Go through the records and show each line where the word "behoben" occurs.

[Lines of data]

-----

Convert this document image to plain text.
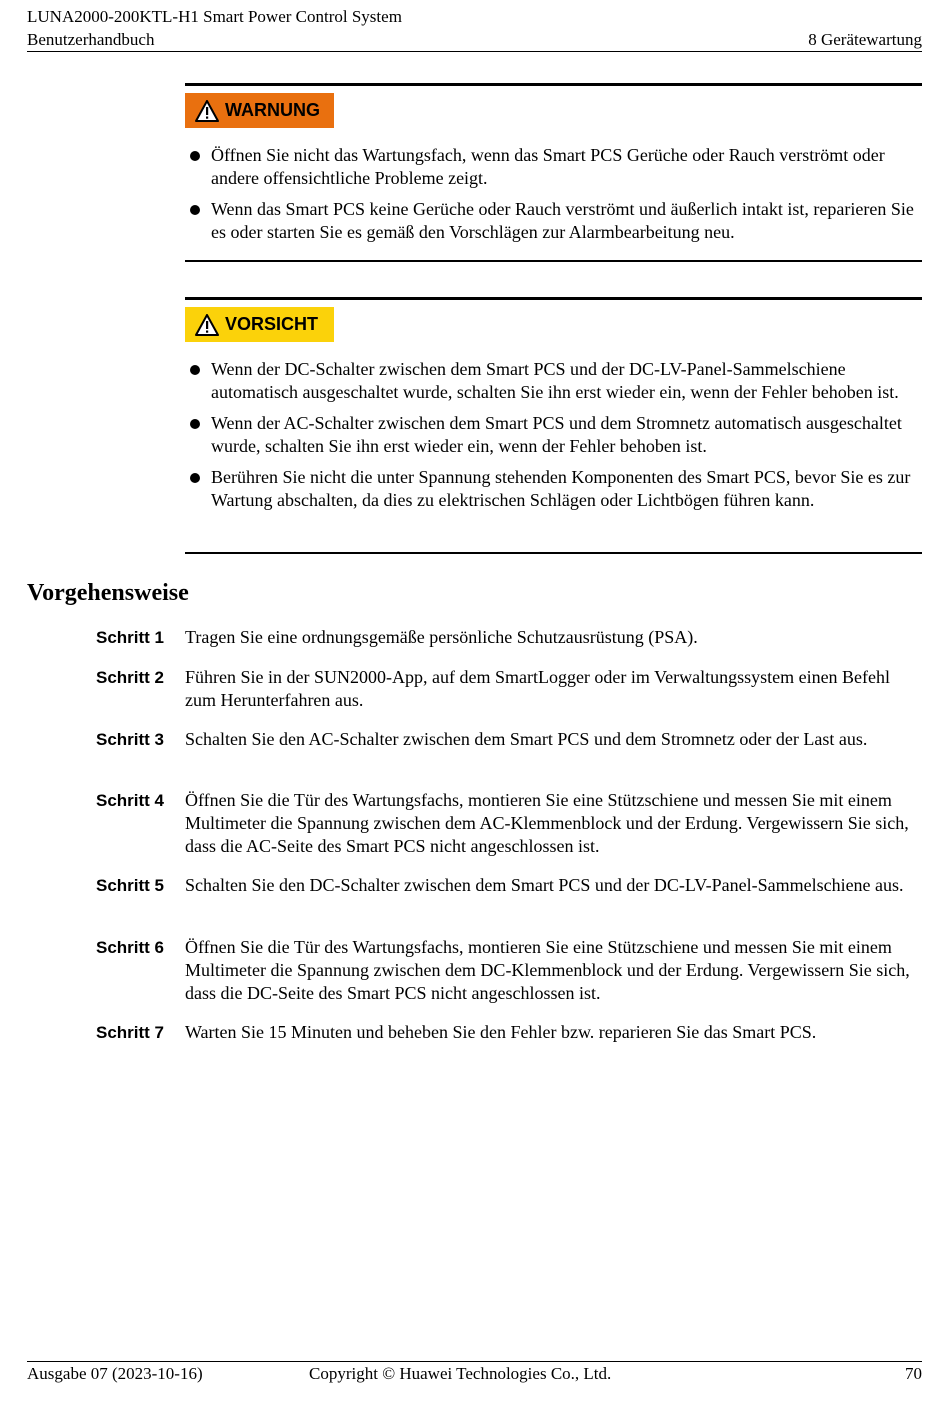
LUNA2000-200KTL-H1 Smart Power Control System
Benutzerhandbuch	8 Gerätewartung
WARNUNG
Öffnen Sie nicht das Wartungsfach, wenn das Smart PCS Gerüche oder Rauch verströmt oder andere offensichtliche Probleme zeigt.
Wenn das Smart PCS keine Gerüche oder Rauch verströmt und äußerlich intakt ist, reparieren Sie es oder starten Sie es gemäß den Vorschlägen zur Alarmbearbeitung neu.
VORSICHT
Wenn der DC-Schalter zwischen dem Smart PCS und der DC-LV-Panel-Sammelschiene automatisch ausgeschaltet wurde, schalten Sie ihn erst wieder ein, wenn der Fehler behoben ist.
Wenn der AC-Schalter zwischen dem Smart PCS und dem Stromnetz automatisch ausgeschaltet wurde, schalten Sie ihn erst wieder ein, wenn der Fehler behoben ist.
Berühren Sie nicht die unter Spannung stehenden Komponenten des Smart PCS, bevor Sie es zur Wartung abschalten, da dies zu elektrischen Schlägen oder Lichtbögen führen kann.
Vorgehensweise
Schritt 1 Tragen Sie eine ordnungsgemäße persönliche Schutzausrüstung (PSA).
Schritt 2 Führen Sie in der SUN2000-App, auf dem SmartLogger oder im Verwaltungssystem einen Befehl zum Herunterfahren aus.
Schritt 3 Schalten Sie den AC-Schalter zwischen dem Smart PCS und dem Stromnetz oder der Last aus.
Schritt 4 Öffnen Sie die Tür des Wartungsfachs, montieren Sie eine Stützschiene und messen Sie mit einem Multimeter die Spannung zwischen dem AC-Klemmenblock und der Erdung. Vergewissern Sie sich, dass die AC-Seite des Smart PCS nicht angeschlossen ist.
Schritt 5 Schalten Sie den DC-Schalter zwischen dem Smart PCS und der DC-LV-Panel-Sammelschiene aus.
Schritt 6 Öffnen Sie die Tür des Wartungsfachs, montieren Sie eine Stützschiene und messen Sie mit einem Multimeter die Spannung zwischen dem DC-Klemmenblock und der Erdung. Vergewissern Sie sich, dass die DC-Seite des Smart PCS nicht angeschlossen ist.
Schritt 7 Warten Sie 15 Minuten und beheben Sie den Fehler bzw. reparieren Sie das Smart PCS.
Ausgabe 07 (2023-10-16)	Copyright © Huawei Technologies Co., Ltd.	70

-----

ANSWER IN FULL:
Wenn der DC-Schalter zwischen dem Smart PCS und der DC-LV-Panel-Sammelschiene automatisch ausgeschaltet wurde, schalten Sie ihn erst wieder ein, wenn der Fehler behoben ist.
Wenn der AC-Schalter zwischen dem Smart PCS und dem Stromnetz automatisch ausgeschaltet wurde, schalten Sie ihn erst wieder ein, wenn der Fehler behoben ist.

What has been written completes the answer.